↓↓↓
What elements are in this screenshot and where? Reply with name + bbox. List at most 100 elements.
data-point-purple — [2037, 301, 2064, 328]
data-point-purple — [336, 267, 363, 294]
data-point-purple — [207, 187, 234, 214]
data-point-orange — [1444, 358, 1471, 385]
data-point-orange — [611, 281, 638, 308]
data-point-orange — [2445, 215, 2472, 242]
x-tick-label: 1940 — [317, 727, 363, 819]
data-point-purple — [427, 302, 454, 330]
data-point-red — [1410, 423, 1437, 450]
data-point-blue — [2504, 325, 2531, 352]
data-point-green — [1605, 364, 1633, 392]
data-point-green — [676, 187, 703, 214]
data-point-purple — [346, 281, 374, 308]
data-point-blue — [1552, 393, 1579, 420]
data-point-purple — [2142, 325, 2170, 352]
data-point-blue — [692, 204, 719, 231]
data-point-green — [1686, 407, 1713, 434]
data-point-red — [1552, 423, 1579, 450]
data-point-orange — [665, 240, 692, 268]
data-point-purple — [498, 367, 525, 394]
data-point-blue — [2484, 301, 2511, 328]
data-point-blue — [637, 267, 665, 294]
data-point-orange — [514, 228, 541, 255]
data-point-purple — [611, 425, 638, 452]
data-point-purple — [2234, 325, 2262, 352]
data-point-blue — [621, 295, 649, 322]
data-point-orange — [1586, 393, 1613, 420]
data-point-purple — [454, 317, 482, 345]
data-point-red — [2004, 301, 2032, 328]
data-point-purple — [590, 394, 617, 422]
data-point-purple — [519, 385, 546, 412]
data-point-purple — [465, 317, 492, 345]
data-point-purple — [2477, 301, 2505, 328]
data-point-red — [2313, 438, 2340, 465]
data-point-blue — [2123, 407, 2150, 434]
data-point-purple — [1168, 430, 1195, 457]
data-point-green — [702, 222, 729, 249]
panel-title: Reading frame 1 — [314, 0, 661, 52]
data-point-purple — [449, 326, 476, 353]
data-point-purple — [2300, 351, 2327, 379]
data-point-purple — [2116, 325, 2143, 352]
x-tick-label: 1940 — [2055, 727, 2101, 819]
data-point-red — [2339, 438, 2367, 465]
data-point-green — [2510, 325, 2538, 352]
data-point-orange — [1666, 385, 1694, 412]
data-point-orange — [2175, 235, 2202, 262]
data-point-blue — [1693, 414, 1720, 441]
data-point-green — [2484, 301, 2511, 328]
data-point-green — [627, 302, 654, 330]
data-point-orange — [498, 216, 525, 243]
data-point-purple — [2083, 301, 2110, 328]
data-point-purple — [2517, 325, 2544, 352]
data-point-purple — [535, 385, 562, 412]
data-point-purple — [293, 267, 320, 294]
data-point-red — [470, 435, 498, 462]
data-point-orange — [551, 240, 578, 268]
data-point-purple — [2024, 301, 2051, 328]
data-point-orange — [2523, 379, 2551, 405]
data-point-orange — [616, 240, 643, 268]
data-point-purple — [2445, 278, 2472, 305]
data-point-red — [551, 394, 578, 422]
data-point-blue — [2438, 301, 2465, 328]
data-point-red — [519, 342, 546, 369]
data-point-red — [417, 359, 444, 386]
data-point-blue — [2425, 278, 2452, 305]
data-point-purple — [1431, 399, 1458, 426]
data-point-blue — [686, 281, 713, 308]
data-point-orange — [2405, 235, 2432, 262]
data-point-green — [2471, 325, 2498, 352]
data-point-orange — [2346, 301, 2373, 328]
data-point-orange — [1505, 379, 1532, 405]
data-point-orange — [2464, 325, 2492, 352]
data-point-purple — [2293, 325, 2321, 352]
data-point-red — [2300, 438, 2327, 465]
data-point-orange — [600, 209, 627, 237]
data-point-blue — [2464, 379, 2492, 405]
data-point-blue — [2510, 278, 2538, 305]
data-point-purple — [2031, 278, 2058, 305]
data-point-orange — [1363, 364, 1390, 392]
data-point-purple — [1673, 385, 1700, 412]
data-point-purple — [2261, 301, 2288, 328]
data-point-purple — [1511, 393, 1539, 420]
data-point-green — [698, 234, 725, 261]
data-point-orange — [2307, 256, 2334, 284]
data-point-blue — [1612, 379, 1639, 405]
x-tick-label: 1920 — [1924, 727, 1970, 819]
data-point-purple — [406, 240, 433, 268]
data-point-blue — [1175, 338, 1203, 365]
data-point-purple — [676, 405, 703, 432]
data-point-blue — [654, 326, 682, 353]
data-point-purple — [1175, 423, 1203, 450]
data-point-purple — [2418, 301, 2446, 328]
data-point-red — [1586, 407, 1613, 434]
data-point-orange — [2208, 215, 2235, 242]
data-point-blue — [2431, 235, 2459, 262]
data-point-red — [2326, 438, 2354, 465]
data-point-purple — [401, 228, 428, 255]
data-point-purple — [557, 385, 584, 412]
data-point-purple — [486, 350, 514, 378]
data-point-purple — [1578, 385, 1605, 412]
↑↑↑
### [Work to complete]
Please count the lines in the data above that contain the word "green", treating uppercase and lowercase as different. Reply with the number alone.

### [Response below]
9